WHAT IS REQUIRED:
The entries need to be copied exactly.

GIVEN ENTRIES:
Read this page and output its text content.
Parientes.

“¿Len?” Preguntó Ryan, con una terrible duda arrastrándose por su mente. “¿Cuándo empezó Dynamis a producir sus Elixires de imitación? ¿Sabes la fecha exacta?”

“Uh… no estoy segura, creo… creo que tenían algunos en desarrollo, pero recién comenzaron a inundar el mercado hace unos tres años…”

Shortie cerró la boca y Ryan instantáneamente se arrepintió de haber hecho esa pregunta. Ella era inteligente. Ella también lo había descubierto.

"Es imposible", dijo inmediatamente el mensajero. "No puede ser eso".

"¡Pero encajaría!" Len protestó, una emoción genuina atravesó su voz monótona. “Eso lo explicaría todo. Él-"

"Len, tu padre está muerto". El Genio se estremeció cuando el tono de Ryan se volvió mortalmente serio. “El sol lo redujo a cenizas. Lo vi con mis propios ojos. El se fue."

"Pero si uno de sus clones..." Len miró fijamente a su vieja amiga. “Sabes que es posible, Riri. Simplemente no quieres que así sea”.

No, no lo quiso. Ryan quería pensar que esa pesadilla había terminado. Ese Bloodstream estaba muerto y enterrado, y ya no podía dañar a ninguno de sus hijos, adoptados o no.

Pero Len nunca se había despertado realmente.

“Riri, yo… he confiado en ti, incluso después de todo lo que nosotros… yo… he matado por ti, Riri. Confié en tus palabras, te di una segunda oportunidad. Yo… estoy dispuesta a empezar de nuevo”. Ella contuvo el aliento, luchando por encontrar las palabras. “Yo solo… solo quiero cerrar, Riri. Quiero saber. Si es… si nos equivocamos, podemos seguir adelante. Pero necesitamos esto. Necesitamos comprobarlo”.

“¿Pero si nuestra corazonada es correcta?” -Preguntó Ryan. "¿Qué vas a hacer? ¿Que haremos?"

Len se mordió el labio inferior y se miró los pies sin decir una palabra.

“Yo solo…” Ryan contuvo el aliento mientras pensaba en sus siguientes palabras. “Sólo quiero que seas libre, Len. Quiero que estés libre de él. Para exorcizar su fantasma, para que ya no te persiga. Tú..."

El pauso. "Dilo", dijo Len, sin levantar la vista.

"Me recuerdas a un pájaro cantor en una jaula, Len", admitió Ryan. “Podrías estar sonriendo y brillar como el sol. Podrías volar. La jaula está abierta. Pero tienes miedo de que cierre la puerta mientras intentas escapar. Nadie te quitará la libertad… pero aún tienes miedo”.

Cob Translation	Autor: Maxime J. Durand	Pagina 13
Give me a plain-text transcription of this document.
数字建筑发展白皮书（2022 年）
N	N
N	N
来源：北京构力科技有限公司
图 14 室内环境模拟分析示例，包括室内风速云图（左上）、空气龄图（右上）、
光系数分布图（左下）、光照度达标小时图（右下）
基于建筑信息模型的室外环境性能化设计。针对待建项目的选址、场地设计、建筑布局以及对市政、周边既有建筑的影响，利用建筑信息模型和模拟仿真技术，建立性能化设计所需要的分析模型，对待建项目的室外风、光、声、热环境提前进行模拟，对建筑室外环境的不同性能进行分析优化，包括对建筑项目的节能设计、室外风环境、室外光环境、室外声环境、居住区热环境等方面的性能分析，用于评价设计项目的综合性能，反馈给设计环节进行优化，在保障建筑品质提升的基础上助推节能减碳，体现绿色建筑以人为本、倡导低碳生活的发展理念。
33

RESULT FOR THIS EXERCISE:
Read this page and output its text content.
Parientes.

“¿Len?” Preguntó Ryan, con una terrible duda arrastrándose por su mente. “¿Cuándo empezó Dynamis a producir sus Elixires de imitación? ¿Sabes la fecha exacta?”

“Uh… no estoy segura, creo… creo que tenían algunos en desarrollo, pero recién comenzaron a inundar el mercado hace unos tres años…”

Shortie cerró la boca y Ryan instantáneamente se arrepintió de haber hecho esa pregunta. Ella era inteligente. Ella también lo había descubierto.

"Es imposible", dijo inmediatamente el mensajero. "No puede ser eso".

"¡Pero encajaría!" Len protestó, una emoción genuina atravesó su voz monótona. “Eso lo explicaría todo. Él-"

"Len, tu padre está muerto". El Genio se estremeció cuando el tono de Ryan se volvió mortalmente serio. “El sol lo redujo a cenizas. Lo vi con mis propios ojos. El se fue."

"Pero si uno de sus clones..." Len miró fijamente a su vieja amiga. “Sabes que es posible, Riri. Simplemente no quieres que así sea”.

No, no lo quiso. Ryan quería pensar que esa pesadilla había terminado. Ese Bloodstream estaba muerto y enterrado, y ya no podía dañar a ninguno de sus hijos, adoptados o no.

Pero Len nunca se había despertado realmente.

“Riri, yo… he confiado en ti, incluso después de todo lo que nosotros… yo… he matado por ti, Riri. Confié en tus palabras, te di una segunda oportunidad. Yo… estoy dispuesta a empezar de nuevo”. Ella contuvo el aliento, luchando por encontrar las palabras. “Yo solo… solo quiero cerrar, Riri. Quiero saber. Si es… si nos equivocamos, podemos seguir adelante. Pero necesitamos esto. Necesitamos comprobarlo”.

“¿Pero si nuestra corazonada es correcta?” -Preguntó Ryan. "¿Qué vas a hacer? ¿Que haremos?"

Len se mordió el labio inferior y se miró los pies sin decir una palabra.

“Yo solo…” Ryan contuvo el aliento mientras pensaba en sus siguientes palabras. “Sólo quiero que seas libre, Len. Quiero que estés libre de él. Para exorcizar su fantasma, para que ya no te persiga. Tú..."

El pauso. "Dilo", dijo Len, sin levantar la vista.

"Me recuerdas a un pájaro cantor en una jaula, Len", admitió Ryan. “Podrías estar sonriendo y brillar como el sol. Podrías volar. La jaula está abierta. Pero tienes miedo de que cierre la puerta mientras intentas escapar. Nadie te quitará la libertad… pero aún tienes miedo”.

Cob Translation	Autor: Maxime J. Durand	Pagina 13
Give me a plain-text transcription of this document.
数字建筑发展白皮书（2022 年）
N	N
N	N
来源：北京构力科技有限公司
图 14 室内环境模拟分析示例，包括室内风速云图（左上）、空气龄图（右上）、
光系数分布图（左下）、光照度达标小时图（右下）
基于建筑信息模型的室外环境性能化设计。针对待建项目的选址、场地设计、建筑布局以及对市政、周边既有建筑的影响，利用建筑信息模型和模拟仿真技术，建立性能化设计所需要的分析模型，对待建项目的室外风、光、声、热环境提前进行模拟，对建筑室外环境的不同性能进行分析优化，包括对建筑项目的节能设计、室外风环境、室外光环境、室外声环境、居住区热环境等方面的性能分析，用于评价设计项目的综合性能，反馈给设计环节进行优化，在保障建筑品质提升的基础上助推节能减碳，体现绿色建筑以人为本、倡导低碳生活的发展理念。
33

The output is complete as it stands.